##### Data in this exercise

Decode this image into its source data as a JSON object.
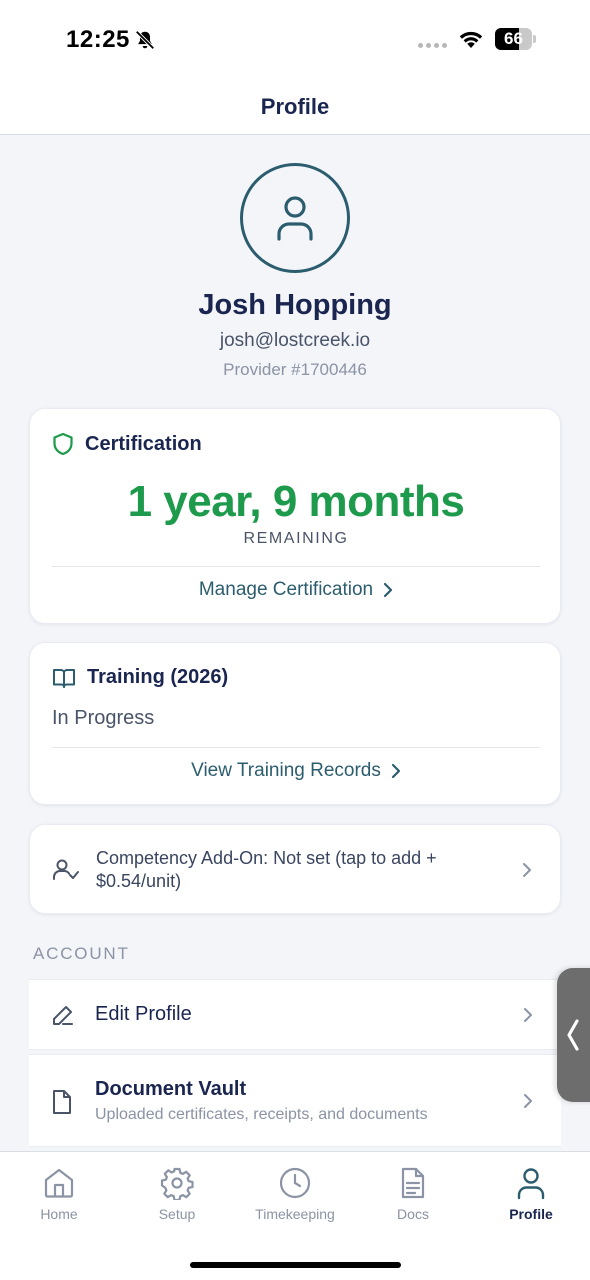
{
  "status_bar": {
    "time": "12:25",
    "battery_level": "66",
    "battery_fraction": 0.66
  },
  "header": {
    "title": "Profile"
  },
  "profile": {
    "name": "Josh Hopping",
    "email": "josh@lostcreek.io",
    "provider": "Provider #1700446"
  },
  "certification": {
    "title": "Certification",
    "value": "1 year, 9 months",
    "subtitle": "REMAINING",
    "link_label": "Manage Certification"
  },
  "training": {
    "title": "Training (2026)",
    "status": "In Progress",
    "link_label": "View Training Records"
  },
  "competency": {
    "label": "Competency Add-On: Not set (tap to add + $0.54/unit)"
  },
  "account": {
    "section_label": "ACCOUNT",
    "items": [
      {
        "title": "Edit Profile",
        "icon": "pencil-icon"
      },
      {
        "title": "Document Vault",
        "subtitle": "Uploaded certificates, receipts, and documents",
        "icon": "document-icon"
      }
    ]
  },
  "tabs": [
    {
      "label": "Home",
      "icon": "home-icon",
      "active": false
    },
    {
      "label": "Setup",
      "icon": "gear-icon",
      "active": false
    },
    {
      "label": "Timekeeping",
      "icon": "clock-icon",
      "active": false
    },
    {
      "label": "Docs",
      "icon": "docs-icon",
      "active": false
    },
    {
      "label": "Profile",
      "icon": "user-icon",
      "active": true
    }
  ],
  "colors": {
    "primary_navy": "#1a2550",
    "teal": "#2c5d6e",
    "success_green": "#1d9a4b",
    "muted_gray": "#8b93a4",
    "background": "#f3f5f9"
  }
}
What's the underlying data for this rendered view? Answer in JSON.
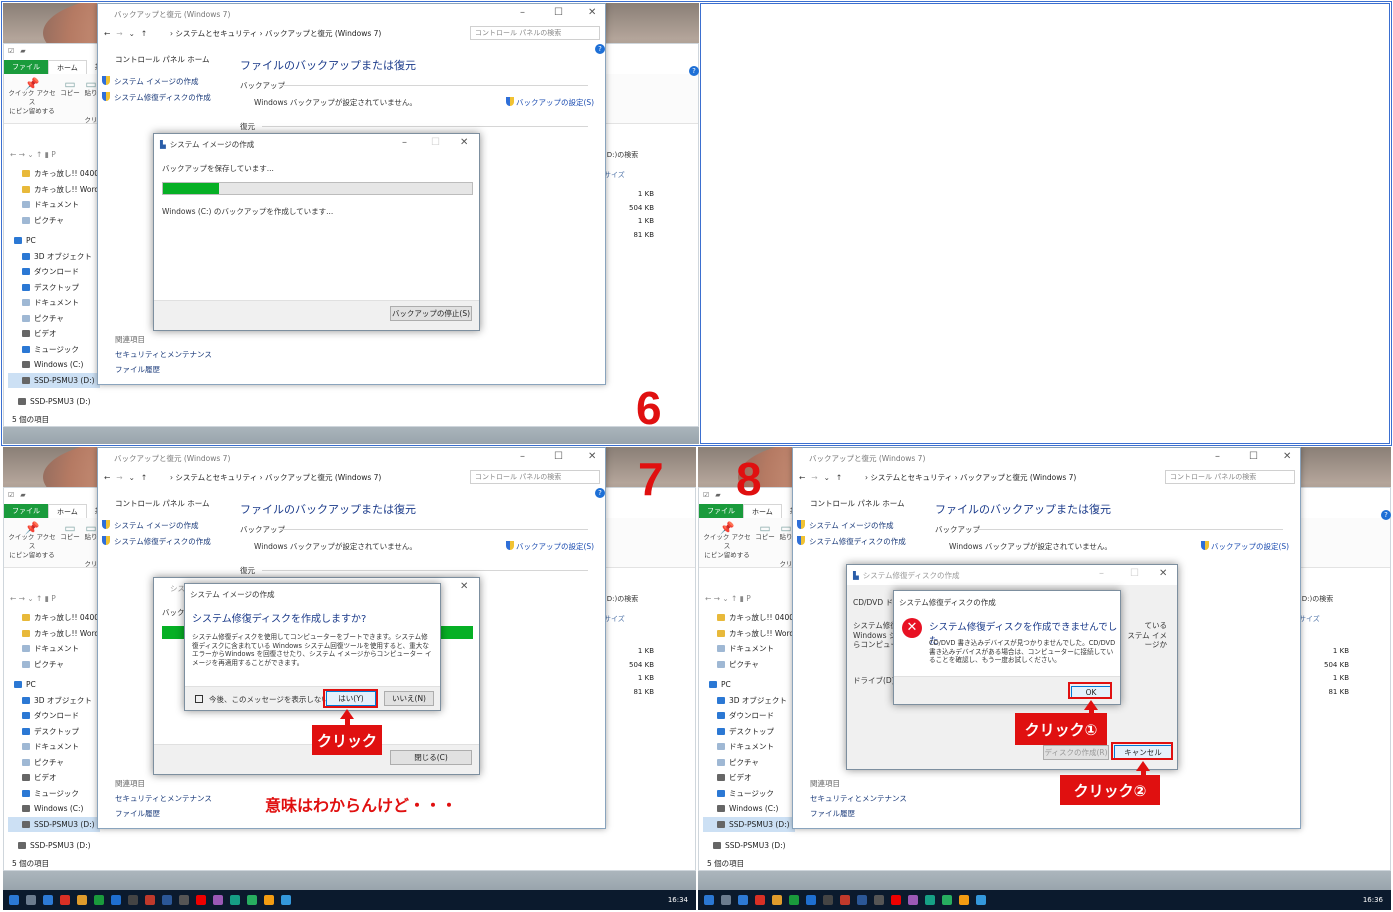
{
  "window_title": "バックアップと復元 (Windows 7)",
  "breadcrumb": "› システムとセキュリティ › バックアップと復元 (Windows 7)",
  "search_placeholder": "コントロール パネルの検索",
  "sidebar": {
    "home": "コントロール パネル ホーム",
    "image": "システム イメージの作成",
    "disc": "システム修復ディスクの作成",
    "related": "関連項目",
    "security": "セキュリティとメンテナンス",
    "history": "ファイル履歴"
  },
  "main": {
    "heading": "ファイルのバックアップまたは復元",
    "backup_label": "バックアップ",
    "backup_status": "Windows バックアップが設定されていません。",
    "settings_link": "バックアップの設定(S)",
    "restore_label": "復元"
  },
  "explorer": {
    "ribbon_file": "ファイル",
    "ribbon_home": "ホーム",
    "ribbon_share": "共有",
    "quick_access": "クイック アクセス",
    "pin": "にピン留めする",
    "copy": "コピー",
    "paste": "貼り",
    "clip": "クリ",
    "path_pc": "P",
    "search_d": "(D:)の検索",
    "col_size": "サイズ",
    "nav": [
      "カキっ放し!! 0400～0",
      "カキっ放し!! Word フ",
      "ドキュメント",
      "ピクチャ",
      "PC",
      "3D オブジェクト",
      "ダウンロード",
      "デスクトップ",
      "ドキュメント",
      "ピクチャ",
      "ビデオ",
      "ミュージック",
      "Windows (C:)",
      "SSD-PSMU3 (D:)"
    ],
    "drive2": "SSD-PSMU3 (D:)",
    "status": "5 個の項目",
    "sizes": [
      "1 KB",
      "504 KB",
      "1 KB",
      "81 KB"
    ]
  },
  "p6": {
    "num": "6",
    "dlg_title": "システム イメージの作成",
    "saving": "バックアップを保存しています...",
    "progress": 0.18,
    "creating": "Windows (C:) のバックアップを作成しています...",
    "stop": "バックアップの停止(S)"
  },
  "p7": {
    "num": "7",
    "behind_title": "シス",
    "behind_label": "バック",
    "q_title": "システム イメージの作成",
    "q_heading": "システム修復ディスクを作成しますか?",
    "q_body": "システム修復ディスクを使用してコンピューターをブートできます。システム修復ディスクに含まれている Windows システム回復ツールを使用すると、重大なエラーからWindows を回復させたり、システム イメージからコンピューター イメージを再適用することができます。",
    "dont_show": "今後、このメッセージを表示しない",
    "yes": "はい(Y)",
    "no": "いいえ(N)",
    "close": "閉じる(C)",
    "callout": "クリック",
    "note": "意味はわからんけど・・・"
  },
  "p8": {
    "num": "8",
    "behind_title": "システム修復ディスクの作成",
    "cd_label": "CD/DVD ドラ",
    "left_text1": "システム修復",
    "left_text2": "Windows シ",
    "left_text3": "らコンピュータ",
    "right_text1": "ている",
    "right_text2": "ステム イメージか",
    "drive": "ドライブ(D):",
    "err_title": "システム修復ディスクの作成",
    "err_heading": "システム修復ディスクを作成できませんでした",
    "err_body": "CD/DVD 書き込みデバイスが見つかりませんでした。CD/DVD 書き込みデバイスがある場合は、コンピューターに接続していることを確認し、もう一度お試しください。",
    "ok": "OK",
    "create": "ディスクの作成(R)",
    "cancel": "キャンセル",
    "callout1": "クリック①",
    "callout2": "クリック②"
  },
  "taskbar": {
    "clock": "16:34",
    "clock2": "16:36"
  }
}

##########

Leave out the pictures and copy everything else in the records word for word.

Decode this image into its source data as a JSON object.
{
  "status_bar": {
    "time": "12:25",
    "battery_level": "66",
    "battery_fraction": 0.66
  },
  "header": {
    "title": "Profile"
  },
  "profile": {
    "name": "Josh Hopping",
    "email": "josh@lostcreek.io",
    "provider": "Provider #1700446"
  },
  "certification": {
    "title": "Certification",
    "value": "1 year, 9 months",
    "subtitle": "REMAINING",
    "link_label": "Manage Certification"
  },
  "training": {
    "title": "Training (2026)",
    "status": "In Progress",
    "link_label": "View Training Records"
  },
  "competency": {
    "label": "Competency Add-On: Not set (tap to add + $0.54/unit)"
  },
  "account": {
    "section_label": "ACCOUNT",
    "items": [
      {
        "title": "Edit Profile",
        "icon": "pencil-icon"
      },
      {
        "title": "Document Vault",
        "subtitle": "Uploaded certificates, receipts, and documents",
        "icon": "document-icon"
      }
    ]
  },
  "tabs": [
    {
      "label": "Home",
      "icon": "home-icon",
      "active": false
    },
    {
      "label": "Setup",
      "icon": "gear-icon",
      "active": false
    },
    {
      "label": "Timekeeping",
      "icon": "clock-icon",
      "active": false
    },
    {
      "label": "Docs",
      "icon": "docs-icon",
      "active": false
    },
    {
      "label": "Profile",
      "icon": "user-icon",
      "active": true
    }
  ],
  "colors": {
    "primary_navy": "#1a2550",
    "teal": "#2c5d6e",
    "success_green": "#1d9a4b",
    "muted_gray": "#8b93a4",
    "background": "#f3f5f9"
  }
}
What's the underlying data for this rendered view? Answer in JSON.
{
  "window_title": "バックアップと復元 (Windows 7)",
  "breadcrumb": "› システムとセキュリティ › バックアップと復元 (Windows 7)",
  "search_placeholder": "コントロール パネルの検索",
  "sidebar": {
    "home": "コントロール パネル ホーム",
    "image": "システム イメージの作成",
    "disc": "システム修復ディスクの作成",
    "related": "関連項目",
    "security": "セキュリティとメンテナンス",
    "history": "ファイル履歴"
  },
  "main": {
    "heading": "ファイルのバックアップまたは復元",
    "backup_label": "バックアップ",
    "backup_status": "Windows バックアップが設定されていません。",
    "settings_link": "バックアップの設定(S)",
    "restore_label": "復元"
  },
  "explorer": {
    "ribbon_file": "ファイル",
    "ribbon_home": "ホーム",
    "ribbon_share": "共有",
    "quick_access": "クイック アクセス",
    "pin": "にピン留めする",
    "copy": "コピー",
    "paste": "貼り",
    "clip": "クリ",
    "path_pc": "P",
    "search_d": "(D:)の検索",
    "col_size": "サイズ",
    "nav": [
      "カキっ放し!! 0400～0",
      "カキっ放し!! Word フ",
      "ドキュメント",
      "ピクチャ",
      "PC",
      "3D オブジェクト",
      "ダウンロード",
      "デスクトップ",
      "ドキュメント",
      "ピクチャ",
      "ビデオ",
      "ミュージック",
      "Windows (C:)",
      "SSD-PSMU3 (D:)"
    ],
    "drive2": "SSD-PSMU3 (D:)",
    "status": "5 個の項目",
    "sizes": [
      "1 KB",
      "504 KB",
      "1 KB",
      "81 KB"
    ]
  },
  "p6": {
    "num": "6",
    "dlg_title": "システム イメージの作成",
    "saving": "バックアップを保存しています...",
    "progress": 0.18,
    "creating": "Windows (C:) のバックアップを作成しています...",
    "stop": "バックアップの停止(S)"
  },
  "p7": {
    "num": "7",
    "behind_title": "シス",
    "behind_label": "バック",
    "q_title": "システム イメージの作成",
    "q_heading": "システム修復ディスクを作成しますか?",
    "q_body": "システム修復ディスクを使用してコンピューターをブートできます。システム修復ディスクに含まれている Windows システム回復ツールを使用すると、重大なエラーからWindows を回復させたり、システム イメージからコンピューター イメージを再適用することができます。",
    "dont_show": "今後、このメッセージを表示しない",
    "yes": "はい(Y)",
    "no": "いいえ(N)",
    "close": "閉じる(C)",
    "callout": "クリック",
    "note": "意味はわからんけど・・・"
  },
  "p8": {
    "num": "8",
    "behind_title": "システム修復ディスクの作成",
    "cd_label": "CD/DVD ドラ",
    "left_text1": "システム修復",
    "left_text2": "Windows シ",
    "left_text3": "らコンピュータ",
    "right_text1": "ている",
    "right_text2": "ステム イメージか",
    "drive": "ドライブ(D):",
    "err_title": "システム修復ディスクの作成",
    "err_heading": "システム修復ディスクを作成できませんでした",
    "err_body": "CD/DVD 書き込みデバイスが見つかりませんでした。CD/DVD 書き込みデバイスがある場合は、コンピューターに接続していることを確認し、もう一度お試しください。",
    "ok": "OK",
    "create": "ディスクの作成(R)",
    "cancel": "キャンセル",
    "callout1": "クリック①",
    "callout2": "クリック②"
  },
  "taskbar": {
    "clock": "16:34",
    "clock2": "16:36"
  }
}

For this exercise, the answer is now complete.